▸ **TASK INPUTS**
== == ==
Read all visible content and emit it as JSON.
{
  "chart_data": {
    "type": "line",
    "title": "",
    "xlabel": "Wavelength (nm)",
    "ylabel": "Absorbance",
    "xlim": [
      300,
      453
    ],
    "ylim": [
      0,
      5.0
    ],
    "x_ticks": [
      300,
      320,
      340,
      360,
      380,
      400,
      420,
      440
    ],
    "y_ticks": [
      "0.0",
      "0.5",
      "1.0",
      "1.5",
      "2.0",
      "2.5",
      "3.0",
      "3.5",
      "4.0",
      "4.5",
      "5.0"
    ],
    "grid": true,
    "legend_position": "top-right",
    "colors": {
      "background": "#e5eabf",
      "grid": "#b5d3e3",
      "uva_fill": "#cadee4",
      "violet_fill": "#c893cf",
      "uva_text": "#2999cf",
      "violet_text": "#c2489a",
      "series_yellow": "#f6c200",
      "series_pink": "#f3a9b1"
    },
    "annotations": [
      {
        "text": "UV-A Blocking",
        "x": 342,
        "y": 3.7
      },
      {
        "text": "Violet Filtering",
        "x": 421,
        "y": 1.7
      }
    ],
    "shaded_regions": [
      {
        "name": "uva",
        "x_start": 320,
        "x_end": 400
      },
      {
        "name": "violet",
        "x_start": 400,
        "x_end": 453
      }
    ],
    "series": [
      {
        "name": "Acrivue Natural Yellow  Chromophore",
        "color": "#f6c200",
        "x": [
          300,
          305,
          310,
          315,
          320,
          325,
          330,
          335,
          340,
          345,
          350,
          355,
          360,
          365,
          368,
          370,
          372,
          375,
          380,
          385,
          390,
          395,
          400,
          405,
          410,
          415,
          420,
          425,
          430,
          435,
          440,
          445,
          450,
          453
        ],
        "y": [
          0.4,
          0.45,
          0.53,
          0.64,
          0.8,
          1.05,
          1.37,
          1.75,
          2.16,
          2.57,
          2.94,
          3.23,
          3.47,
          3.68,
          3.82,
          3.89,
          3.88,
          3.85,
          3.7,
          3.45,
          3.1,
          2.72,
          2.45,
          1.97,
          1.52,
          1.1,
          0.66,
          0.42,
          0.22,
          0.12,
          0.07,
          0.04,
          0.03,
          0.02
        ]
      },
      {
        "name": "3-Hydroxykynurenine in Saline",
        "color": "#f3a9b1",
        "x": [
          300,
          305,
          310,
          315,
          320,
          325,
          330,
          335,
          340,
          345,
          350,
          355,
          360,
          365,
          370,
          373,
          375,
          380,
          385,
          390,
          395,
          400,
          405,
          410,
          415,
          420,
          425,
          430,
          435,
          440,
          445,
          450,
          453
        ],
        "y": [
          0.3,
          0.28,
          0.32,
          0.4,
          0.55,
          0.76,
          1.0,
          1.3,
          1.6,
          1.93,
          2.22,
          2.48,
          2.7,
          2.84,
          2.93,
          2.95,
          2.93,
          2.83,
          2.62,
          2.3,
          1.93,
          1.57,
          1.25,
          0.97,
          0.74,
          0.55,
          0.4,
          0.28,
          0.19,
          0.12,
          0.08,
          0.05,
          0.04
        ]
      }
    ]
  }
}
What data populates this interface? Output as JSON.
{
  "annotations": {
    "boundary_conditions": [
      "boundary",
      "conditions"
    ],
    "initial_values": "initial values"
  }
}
== == ==
▸ **WRITTEN EXERCISE**
From the records above, extract every entry exactly as given.

▸ **OUTPUT OF THE EXERCISE**
Read all visible content and emit it as JSON.
{
  "chart_data": {
    "type": "line",
    "title": "",
    "xlabel": "Wavelength (nm)",
    "ylabel": "Absorbance",
    "xlim": [
      300,
      453
    ],
    "ylim": [
      0,
      5.0
    ],
    "x_ticks": [
      300,
      320,
      340,
      360,
      380,
      400,
      420,
      440
    ],
    "y_ticks": [
      "0.0",
      "0.5",
      "1.0",
      "1.5",
      "2.0",
      "2.5",
      "3.0",
      "3.5",
      "4.0",
      "4.5",
      "5.0"
    ],
    "grid": true,
    "legend_position": "top-right",
    "colors": {
      "background": "#e5eabf",
      "grid": "#b5d3e3",
      "uva_fill": "#cadee4",
      "violet_fill": "#c893cf",
      "uva_text": "#2999cf",
      "violet_text": "#c2489a",
      "series_yellow": "#f6c200",
      "series_pink": "#f3a9b1"
    },
    "annotations": [
      {
        "text": "UV-A Blocking",
        "x": 342,
        "y": 3.7
      },
      {
        "text": "Violet Filtering",
        "x": 421,
        "y": 1.7
      }
    ],
    "shaded_regions": [
      {
        "name": "uva",
        "x_start": 320,
        "x_end": 400
      },
      {
        "name": "violet",
        "x_start": 400,
        "x_end": 453
      }
    ],
    "series": [
      {
        "name": "Acrivue Natural Yellow  Chromophore",
        "color": "#f6c200",
        "x": [
          300,
          305,
          310,
          315,
          320,
          325,
          330,
          335,
          340,
          345,
          350,
          355,
          360,
          365,
          368,
          370,
          372,
          375,
          380,
          385,
          390,
          395,
          400,
          405,
          410,
          415,
          420,
          425,
          430,
          435,
          440,
          445,
          450,
          453
        ],
        "y": [
          0.4,
          0.45,
          0.53,
          0.64,
          0.8,
          1.05,
          1.37,
          1.75,
          2.16,
          2.57,
          2.94,
          3.23,
          3.47,
          3.68,
          3.82,
          3.89,
          3.88,
          3.85,
          3.7,
          3.45,
          3.1,
          2.72,
          2.45,
          1.97,
          1.52,
          1.1,
          0.66,
          0.42,
          0.22,
          0.12,
          0.07,
          0.04,
          0.03,
          0.02
        ]
      },
      {
        "name": "3-Hydroxykynurenine in Saline",
        "color": "#f3a9b1",
        "x": [
          300,
          305,
          310,
          315,
          320,
          325,
          330,
          335,
          340,
          345,
          350,
          355,
          360,
          365,
          370,
          373,
          375,
          380,
          385,
          390,
          395,
          400,
          405,
          410,
          415,
          420,
          425,
          430,
          435,
          440,
          445,
          450,
          453
        ],
        "y": [
          0.3,
          0.28,
          0.32,
          0.4,
          0.55,
          0.76,
          1.0,
          1.3,
          1.6,
          1.93,
          2.22,
          2.48,
          2.7,
          2.84,
          2.93,
          2.95,
          2.93,
          2.83,
          2.62,
          2.3,
          1.93,
          1.57,
          1.25,
          0.97,
          0.74,
          0.55,
          0.4,
          0.28,
          0.19,
          0.12,
          0.08,
          0.05,
          0.04
        ]
      }
    ]
  }
}
What data populates this interface? Output as JSON.
{
  "annotations": {
    "boundary_conditions": [
      "boundary",
      "conditions"
    ],
    "initial_values": "initial values"
  }
}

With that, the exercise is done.